§ AIM OF THE TASK: Pull each line containing "области" out of the data and copy it.

[Excerpt from a dataset]
----
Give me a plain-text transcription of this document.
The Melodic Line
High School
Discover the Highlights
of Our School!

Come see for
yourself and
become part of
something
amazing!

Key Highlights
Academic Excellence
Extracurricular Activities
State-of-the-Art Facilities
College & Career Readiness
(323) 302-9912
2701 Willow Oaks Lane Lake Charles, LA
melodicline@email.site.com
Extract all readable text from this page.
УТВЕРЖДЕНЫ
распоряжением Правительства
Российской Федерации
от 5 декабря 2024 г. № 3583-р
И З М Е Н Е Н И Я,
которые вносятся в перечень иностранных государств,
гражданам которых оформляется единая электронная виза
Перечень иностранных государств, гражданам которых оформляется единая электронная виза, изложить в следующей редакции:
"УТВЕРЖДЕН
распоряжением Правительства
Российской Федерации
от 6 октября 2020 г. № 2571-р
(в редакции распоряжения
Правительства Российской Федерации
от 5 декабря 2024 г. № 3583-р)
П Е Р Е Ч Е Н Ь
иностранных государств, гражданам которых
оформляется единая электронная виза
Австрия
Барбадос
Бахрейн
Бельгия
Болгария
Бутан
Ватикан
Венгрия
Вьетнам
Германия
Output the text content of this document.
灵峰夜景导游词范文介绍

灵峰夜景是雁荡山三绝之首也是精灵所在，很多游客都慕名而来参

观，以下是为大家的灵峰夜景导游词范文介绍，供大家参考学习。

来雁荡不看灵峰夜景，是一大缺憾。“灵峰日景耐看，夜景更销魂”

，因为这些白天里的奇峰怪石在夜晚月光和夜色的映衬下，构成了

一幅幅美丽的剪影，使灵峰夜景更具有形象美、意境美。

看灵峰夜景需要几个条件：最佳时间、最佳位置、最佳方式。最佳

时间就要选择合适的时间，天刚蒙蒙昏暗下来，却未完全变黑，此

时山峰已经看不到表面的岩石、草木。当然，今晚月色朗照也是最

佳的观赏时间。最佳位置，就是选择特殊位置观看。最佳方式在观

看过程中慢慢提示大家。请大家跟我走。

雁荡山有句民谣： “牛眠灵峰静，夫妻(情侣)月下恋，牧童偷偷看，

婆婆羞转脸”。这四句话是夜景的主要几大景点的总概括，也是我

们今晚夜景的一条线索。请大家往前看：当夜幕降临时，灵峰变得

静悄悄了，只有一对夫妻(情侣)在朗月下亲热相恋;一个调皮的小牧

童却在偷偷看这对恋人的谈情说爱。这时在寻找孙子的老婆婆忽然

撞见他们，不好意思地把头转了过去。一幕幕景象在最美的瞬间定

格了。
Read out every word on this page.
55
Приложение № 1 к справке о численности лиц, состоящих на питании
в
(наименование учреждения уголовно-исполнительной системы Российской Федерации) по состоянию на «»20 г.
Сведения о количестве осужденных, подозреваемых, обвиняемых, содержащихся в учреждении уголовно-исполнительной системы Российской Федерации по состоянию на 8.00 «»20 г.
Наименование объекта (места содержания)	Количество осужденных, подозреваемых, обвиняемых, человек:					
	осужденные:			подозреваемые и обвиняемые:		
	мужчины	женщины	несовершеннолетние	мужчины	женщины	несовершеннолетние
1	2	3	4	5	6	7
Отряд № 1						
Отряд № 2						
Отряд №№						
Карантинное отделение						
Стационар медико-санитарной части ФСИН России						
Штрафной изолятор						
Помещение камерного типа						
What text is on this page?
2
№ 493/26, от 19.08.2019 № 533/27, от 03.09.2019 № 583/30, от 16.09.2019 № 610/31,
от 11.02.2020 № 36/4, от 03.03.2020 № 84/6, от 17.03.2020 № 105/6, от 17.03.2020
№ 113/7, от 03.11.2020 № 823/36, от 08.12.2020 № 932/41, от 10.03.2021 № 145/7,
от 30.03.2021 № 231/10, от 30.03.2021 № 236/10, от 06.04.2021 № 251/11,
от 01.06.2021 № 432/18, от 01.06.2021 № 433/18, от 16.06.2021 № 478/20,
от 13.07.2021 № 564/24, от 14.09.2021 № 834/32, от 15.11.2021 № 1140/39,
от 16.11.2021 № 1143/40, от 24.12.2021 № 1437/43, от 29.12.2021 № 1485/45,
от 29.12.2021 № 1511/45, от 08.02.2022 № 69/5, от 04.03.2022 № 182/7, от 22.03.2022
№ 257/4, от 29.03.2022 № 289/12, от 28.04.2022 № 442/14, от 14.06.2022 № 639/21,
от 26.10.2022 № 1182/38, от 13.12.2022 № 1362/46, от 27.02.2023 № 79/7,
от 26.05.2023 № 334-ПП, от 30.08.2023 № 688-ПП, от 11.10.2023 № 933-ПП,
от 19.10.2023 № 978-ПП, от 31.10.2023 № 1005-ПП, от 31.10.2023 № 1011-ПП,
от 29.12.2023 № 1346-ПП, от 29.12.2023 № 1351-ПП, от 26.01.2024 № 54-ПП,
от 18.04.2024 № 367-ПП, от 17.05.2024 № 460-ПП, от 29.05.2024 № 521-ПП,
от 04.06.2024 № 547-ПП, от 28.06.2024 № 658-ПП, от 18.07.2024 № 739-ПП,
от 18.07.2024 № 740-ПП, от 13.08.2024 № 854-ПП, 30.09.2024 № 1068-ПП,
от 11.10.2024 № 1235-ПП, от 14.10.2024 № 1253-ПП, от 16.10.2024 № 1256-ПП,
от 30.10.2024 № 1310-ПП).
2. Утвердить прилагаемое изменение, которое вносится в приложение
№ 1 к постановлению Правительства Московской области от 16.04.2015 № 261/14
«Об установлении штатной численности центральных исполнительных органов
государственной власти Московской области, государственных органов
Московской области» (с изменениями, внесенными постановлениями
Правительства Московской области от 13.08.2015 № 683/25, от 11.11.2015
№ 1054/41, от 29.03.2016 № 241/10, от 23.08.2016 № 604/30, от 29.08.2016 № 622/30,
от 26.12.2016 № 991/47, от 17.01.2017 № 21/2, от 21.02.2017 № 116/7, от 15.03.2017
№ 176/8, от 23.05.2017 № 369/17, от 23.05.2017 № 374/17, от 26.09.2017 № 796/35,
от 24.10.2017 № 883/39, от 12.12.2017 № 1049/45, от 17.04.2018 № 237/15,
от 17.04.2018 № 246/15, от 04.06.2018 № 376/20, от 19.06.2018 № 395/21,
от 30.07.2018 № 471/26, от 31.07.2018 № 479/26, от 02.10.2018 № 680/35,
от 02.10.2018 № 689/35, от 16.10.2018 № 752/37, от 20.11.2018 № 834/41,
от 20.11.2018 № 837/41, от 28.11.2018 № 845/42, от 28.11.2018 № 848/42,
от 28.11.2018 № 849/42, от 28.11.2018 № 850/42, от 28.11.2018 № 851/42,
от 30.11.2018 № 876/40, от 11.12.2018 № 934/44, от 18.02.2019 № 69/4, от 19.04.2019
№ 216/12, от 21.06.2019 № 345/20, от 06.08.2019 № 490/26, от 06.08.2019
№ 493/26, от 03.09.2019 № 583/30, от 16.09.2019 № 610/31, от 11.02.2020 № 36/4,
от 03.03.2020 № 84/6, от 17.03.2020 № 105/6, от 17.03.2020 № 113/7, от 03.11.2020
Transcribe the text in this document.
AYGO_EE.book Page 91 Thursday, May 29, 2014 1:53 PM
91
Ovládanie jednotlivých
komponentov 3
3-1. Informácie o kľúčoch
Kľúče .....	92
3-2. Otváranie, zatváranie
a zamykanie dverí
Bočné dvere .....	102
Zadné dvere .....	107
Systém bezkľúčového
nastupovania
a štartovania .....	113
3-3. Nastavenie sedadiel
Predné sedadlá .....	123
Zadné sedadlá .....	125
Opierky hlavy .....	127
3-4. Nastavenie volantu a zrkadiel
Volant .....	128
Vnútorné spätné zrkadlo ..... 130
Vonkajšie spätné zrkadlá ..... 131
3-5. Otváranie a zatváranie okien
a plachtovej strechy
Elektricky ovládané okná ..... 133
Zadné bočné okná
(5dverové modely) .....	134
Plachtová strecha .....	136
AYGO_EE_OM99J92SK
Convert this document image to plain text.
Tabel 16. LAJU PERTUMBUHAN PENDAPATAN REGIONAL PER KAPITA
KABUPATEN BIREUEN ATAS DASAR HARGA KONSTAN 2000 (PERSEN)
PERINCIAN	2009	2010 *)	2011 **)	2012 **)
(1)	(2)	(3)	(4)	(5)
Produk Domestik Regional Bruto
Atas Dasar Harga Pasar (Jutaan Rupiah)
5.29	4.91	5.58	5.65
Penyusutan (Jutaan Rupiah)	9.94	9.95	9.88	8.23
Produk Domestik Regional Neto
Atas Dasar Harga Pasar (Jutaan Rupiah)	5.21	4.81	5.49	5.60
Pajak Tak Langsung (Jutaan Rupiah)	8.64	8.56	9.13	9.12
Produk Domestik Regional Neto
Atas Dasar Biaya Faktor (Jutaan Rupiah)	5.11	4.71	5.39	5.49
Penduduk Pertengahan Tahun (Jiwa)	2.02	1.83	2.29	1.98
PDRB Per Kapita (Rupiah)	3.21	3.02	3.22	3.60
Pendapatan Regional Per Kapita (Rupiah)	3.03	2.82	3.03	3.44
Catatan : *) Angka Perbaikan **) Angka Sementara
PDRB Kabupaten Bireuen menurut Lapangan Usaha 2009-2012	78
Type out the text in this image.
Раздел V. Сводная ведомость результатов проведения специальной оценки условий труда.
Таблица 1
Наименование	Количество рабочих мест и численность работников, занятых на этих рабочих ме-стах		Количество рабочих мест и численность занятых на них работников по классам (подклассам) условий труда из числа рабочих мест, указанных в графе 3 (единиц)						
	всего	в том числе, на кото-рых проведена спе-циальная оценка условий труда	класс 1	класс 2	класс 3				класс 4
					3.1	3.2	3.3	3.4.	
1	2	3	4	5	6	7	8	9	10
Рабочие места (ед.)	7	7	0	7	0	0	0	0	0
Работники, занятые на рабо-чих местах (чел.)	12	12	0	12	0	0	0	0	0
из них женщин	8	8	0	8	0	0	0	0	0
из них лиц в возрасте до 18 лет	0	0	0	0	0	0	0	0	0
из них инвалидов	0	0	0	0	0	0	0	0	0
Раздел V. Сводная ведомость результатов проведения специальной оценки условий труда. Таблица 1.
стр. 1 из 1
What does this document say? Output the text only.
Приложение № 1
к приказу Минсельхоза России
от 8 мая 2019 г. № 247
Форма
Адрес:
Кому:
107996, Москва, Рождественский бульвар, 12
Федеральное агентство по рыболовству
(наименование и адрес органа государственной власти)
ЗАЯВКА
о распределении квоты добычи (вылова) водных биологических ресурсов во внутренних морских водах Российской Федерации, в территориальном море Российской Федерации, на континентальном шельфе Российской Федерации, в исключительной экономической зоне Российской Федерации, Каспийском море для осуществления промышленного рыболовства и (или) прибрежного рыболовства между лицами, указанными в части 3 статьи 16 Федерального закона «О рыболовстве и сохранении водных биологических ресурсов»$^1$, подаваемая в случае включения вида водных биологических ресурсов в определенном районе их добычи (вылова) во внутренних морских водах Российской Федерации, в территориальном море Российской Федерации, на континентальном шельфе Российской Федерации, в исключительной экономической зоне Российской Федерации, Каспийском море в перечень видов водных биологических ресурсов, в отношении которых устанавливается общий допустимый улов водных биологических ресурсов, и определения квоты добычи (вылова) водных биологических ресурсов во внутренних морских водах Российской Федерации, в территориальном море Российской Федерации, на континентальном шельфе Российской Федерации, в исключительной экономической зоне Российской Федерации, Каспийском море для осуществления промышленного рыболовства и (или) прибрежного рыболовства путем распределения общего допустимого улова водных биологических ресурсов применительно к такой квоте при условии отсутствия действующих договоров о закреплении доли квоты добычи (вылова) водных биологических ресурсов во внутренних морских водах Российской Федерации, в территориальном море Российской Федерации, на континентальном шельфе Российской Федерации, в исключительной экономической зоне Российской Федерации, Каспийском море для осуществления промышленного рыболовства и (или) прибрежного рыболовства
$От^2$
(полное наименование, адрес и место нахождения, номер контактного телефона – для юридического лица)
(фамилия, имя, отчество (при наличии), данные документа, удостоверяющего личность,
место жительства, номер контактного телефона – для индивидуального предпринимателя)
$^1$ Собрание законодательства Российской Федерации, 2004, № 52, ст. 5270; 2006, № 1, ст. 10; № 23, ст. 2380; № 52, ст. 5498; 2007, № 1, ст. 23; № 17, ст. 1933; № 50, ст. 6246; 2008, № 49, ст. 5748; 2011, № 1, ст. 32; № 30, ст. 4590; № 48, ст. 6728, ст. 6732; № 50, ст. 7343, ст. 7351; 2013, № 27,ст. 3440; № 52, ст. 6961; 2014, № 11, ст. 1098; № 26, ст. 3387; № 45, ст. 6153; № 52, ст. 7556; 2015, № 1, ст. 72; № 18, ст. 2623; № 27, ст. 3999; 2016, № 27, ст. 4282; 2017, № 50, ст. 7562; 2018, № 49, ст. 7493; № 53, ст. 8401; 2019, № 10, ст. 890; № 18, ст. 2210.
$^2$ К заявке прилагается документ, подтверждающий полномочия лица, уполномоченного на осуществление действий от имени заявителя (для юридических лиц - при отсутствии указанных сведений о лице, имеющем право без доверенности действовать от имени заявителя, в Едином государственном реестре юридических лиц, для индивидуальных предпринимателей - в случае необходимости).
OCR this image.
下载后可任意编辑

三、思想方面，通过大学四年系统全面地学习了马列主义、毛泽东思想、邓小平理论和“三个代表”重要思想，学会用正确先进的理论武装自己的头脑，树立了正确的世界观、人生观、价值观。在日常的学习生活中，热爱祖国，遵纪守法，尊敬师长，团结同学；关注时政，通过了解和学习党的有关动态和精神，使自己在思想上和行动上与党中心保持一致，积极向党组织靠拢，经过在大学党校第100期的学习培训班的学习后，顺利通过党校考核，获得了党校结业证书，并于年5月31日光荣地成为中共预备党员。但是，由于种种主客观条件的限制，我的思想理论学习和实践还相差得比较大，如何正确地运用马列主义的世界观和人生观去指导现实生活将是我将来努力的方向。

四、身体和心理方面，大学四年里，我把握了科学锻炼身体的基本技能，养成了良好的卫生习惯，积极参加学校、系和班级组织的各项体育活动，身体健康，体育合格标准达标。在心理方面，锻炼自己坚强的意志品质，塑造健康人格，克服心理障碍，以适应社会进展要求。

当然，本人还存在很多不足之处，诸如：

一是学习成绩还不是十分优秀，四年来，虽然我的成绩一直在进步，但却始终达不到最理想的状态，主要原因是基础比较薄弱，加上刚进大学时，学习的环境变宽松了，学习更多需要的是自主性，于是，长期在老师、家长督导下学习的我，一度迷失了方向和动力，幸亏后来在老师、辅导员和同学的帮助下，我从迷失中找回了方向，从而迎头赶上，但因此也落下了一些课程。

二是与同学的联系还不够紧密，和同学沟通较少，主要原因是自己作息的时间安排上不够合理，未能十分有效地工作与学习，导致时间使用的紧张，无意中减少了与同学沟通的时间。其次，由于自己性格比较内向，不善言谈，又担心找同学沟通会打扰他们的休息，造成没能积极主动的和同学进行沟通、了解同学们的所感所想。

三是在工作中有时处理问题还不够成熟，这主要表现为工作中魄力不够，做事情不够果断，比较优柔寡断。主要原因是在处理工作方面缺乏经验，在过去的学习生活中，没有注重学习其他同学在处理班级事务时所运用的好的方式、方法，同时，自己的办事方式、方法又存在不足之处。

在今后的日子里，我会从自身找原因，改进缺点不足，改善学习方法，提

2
----
§ EXERCISE SOLUTION:
№ 1 к постановлению Правительства Московской области от 16.04.2015 № 261/14
государственной власти Московской области, государственных органов
Московской области» (с изменениями, внесенными постановлениями
Правительства Московской области от 13.08.2015 № 683/25, от 11.11.2015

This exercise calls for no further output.